Trecho da página
————————
O Ministro Luiz Fux seguiu integralmente o voto do relator, considerando que alguns Juízes não motivam suas decisões, apesar da exigência legal. “Portanto, há um estado de coisas inconstitucional”, disse o Ministro, ao ressaltar a importância de o Supremo analisar a questão, uma vez que o acórdão da Corte deve ter efeito pedagógico.

Ao votar no mesmo sentido do relator, a Ministra Cármen Lúcia reafirmou que “os números demonstram o estado de coisas inconstitucional.” O Ministro Gilmar Mendes afirmou não haver dúvida de que os Juízes devem considerar a situação prisional na decisão judicial. Nesse sentido, propôs a criação de plano de trabalho para oferecer treinamento aos juízes sobre o sistema prisional e medidas alternativas ao encarceramento. O Ministro Ricardo Lewandowski seguiu totalmente o voto do relator. Assim como outros Ministros, ele reconheceu, no caso, o “estado de coisas inconstitucional“, ao explicar que essa foi uma medida desenvolvida pela Corte Nacional da Colômbia a qual identificou um quadro insuportável e permanente de violação de direitos fundamentais a exigir intervenção do Poder Judiciário de caráter estrutural e orçamentário. “Essa é uma interferência legítima do Poder Judiciário nessa aparente discricionariedade nas verbas do fundo penitenciário brasileiro”, afirmou.
————————
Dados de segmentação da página
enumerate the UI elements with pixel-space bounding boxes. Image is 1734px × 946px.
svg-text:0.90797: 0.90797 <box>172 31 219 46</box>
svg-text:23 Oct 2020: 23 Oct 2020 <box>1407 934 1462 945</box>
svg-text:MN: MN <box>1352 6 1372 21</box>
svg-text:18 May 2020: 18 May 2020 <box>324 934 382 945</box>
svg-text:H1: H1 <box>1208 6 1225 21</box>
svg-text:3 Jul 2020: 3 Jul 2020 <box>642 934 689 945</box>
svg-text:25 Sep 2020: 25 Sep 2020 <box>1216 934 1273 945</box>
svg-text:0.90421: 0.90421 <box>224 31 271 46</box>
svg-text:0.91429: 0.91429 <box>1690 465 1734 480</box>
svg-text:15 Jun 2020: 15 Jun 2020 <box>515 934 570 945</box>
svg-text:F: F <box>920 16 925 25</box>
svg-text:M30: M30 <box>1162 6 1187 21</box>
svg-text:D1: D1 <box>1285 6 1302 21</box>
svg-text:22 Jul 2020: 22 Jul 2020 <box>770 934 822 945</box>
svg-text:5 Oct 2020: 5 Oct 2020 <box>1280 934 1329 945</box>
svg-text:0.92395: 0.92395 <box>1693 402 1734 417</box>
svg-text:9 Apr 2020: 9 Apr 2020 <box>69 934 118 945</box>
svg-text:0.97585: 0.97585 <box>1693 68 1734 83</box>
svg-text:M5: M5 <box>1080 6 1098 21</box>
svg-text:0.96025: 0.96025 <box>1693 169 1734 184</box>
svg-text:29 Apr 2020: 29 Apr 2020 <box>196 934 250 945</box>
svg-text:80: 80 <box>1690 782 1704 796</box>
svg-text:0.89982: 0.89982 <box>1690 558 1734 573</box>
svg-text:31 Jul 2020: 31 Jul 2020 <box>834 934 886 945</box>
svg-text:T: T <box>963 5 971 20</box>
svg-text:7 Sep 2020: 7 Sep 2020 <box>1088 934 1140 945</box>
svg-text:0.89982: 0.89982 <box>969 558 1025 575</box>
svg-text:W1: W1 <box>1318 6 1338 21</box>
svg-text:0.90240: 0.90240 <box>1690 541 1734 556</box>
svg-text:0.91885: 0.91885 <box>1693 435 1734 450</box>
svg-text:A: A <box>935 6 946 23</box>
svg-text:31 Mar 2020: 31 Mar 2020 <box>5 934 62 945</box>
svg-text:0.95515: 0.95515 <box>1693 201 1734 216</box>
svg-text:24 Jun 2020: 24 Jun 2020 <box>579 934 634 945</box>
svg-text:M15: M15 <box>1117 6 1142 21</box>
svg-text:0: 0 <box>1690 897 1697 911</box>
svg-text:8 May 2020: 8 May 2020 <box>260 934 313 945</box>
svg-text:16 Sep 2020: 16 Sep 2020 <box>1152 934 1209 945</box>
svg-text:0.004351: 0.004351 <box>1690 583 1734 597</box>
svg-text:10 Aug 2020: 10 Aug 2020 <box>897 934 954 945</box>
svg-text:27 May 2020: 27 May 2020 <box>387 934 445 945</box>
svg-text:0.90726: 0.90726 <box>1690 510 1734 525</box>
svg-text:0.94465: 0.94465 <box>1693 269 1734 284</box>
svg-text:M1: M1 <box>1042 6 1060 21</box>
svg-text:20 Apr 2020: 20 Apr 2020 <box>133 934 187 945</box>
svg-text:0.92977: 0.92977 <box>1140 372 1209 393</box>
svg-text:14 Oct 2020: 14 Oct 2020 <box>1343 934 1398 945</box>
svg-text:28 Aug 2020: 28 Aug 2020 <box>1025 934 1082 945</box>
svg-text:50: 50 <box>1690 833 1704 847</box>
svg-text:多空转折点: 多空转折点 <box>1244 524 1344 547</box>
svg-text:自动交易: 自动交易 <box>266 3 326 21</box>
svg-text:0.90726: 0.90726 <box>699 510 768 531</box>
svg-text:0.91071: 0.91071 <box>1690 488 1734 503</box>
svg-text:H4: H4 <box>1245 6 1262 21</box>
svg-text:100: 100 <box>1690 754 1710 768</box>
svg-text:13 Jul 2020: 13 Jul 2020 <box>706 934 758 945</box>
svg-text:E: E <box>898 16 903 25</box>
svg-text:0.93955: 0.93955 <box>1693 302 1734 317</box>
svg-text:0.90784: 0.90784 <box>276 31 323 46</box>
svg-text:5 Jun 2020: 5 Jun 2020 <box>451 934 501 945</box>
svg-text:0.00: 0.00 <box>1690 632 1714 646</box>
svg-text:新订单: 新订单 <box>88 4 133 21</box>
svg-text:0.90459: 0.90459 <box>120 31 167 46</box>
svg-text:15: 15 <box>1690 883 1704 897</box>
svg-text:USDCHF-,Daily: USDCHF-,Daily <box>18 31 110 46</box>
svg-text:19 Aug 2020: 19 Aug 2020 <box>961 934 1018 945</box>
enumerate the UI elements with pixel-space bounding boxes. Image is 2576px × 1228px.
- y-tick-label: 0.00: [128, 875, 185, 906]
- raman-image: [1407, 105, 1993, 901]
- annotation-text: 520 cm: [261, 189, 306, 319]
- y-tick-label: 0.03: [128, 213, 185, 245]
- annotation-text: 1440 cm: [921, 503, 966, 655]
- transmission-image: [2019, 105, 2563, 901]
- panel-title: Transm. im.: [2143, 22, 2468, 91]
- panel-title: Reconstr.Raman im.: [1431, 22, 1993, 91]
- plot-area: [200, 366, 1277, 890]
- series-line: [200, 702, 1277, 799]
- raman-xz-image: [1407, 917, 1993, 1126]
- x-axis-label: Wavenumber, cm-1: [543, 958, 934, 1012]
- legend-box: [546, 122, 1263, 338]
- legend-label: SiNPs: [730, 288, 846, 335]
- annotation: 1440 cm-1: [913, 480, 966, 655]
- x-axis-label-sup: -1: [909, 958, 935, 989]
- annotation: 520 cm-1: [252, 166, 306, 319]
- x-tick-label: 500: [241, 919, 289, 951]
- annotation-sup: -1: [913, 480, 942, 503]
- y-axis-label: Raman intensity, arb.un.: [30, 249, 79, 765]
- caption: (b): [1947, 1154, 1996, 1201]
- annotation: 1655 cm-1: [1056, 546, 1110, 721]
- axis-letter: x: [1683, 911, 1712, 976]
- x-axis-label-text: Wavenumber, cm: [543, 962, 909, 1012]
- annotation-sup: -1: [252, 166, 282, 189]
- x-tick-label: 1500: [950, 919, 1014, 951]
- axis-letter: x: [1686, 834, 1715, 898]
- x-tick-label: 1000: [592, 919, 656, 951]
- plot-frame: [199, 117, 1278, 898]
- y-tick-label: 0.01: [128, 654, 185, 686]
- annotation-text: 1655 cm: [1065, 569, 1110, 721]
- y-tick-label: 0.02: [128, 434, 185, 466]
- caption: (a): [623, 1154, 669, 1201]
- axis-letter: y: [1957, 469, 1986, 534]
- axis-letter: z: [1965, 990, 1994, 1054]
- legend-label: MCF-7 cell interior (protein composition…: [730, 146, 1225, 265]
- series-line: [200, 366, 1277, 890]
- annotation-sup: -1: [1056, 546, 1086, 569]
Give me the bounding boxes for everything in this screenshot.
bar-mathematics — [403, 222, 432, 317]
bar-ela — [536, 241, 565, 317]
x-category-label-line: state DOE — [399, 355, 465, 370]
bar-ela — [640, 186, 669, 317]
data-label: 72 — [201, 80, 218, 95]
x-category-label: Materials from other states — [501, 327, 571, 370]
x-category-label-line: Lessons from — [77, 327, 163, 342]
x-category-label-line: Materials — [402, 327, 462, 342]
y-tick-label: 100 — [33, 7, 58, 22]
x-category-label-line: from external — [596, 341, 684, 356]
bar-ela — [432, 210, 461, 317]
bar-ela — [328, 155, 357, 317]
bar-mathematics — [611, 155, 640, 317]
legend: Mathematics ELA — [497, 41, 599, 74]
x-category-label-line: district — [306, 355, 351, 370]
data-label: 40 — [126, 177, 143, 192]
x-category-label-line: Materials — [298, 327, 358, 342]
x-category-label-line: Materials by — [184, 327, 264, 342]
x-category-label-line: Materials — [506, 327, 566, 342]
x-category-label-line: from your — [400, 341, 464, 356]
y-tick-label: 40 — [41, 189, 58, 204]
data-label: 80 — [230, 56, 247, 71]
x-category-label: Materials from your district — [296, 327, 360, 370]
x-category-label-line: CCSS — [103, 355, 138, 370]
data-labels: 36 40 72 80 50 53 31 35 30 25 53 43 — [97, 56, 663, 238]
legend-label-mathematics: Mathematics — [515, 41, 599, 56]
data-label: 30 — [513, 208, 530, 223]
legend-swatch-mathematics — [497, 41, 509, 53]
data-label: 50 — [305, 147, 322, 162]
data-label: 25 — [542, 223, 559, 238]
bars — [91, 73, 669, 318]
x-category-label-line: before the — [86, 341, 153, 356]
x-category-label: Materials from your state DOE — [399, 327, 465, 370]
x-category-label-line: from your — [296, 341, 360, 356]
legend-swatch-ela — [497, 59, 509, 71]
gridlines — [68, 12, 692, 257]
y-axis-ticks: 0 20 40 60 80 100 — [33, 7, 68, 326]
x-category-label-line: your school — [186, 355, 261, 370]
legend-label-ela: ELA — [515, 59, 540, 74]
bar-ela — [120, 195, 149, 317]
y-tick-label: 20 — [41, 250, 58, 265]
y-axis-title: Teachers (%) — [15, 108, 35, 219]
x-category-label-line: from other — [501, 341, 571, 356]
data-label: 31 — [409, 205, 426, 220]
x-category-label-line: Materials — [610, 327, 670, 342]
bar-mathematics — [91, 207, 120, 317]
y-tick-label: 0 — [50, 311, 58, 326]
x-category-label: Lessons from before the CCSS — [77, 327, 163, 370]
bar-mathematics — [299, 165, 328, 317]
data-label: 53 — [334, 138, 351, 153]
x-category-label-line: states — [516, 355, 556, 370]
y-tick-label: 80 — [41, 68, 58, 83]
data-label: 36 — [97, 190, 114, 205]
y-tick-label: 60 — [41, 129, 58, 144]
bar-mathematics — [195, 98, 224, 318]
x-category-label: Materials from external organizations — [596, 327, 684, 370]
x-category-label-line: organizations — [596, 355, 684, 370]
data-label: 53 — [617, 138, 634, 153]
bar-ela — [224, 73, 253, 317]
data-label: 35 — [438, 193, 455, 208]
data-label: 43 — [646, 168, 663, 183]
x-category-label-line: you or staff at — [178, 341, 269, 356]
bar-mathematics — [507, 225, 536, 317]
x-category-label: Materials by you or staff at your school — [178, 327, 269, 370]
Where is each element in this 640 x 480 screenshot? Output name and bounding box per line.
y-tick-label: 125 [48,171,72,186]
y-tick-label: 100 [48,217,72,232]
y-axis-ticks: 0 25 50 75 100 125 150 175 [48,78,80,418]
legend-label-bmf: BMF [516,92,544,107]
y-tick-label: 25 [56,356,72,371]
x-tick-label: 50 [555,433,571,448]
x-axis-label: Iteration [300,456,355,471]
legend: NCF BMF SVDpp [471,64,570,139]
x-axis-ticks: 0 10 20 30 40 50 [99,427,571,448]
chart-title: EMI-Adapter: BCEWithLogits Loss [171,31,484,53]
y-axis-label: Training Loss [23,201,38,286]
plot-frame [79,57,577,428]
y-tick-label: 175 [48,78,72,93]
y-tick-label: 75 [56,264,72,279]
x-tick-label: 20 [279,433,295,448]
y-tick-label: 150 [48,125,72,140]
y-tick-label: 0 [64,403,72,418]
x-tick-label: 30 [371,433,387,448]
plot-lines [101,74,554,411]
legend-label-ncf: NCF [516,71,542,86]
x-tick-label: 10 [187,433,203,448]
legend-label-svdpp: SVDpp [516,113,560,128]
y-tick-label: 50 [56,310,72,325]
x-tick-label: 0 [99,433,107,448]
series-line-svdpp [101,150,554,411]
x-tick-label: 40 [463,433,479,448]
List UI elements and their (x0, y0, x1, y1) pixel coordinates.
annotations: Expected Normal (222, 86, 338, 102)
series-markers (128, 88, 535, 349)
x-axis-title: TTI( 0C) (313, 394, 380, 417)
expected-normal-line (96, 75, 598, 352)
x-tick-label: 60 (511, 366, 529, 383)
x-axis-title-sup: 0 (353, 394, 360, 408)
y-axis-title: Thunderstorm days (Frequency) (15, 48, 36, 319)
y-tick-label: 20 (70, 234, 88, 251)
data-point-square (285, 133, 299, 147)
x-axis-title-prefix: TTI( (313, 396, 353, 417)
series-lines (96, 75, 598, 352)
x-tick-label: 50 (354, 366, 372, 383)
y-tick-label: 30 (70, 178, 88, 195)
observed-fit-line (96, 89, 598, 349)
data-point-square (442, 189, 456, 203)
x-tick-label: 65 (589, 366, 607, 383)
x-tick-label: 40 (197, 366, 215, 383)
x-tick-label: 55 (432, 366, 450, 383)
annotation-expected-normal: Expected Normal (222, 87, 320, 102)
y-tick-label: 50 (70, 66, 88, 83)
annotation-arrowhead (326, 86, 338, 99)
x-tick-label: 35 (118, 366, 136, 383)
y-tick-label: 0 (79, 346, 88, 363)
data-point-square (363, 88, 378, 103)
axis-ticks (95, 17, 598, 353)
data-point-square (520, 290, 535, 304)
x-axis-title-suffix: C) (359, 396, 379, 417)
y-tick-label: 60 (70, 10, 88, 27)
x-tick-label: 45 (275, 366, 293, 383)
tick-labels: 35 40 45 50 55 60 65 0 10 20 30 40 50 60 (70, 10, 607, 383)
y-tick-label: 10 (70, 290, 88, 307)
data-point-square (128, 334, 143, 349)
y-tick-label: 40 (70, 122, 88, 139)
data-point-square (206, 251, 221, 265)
————————
Tarefas
1. Diga se cada afirmação abaixo está de acordo com o trecho sobre os votos no Supremo. Responda sim ou não e cite as palavras do trecho que decidem a resposta.
(a) Luiz Fux acompanhou por completo o voto do relator.
(b) Gilmar Mendes propôs um plano de trabalho para treinar os juízes sobre o sistema prisional.
(c) Segundo Lewandowski, o estado de coisas inconstitucional foi desenvolvido pela Corte de Portugal.
2. No trecho sobre os votos no Supremo, que efeito, segundo Luiz Fux, o acórdão da Corte deve ter?
3. Reproduza sem alterações a parte do trecho sobre os votos no Supremo que começa pelas palavras "O Ministro Luiz" e termina em "ter efeito pedagógico.".

Respostas
1.
(a) Sim: "O Ministro Luiz Fux seguiu integralmente o voto do relator".
(b) Sim: "propôs a criação de plano de trabalho para oferecer treinamento aos juízes sobre o sistema prisional".
(c) Não: "essa foi uma medida desenvolvida pela Corte Nacional da Colômbia".

2. Efeito pedagógico.

3.
O Ministro Luiz Fux seguiu integralmente o voto do relator, considerando que alguns Juízes não motivam suas decisões, apesar da exigência legal. “Portanto, há um estado de coisas inconstitucional”, disse o Ministro, ao ressaltar a importância de o Supremo analisar a questão, uma vez que o acórdão da Corte deve ter efeito pedagógico.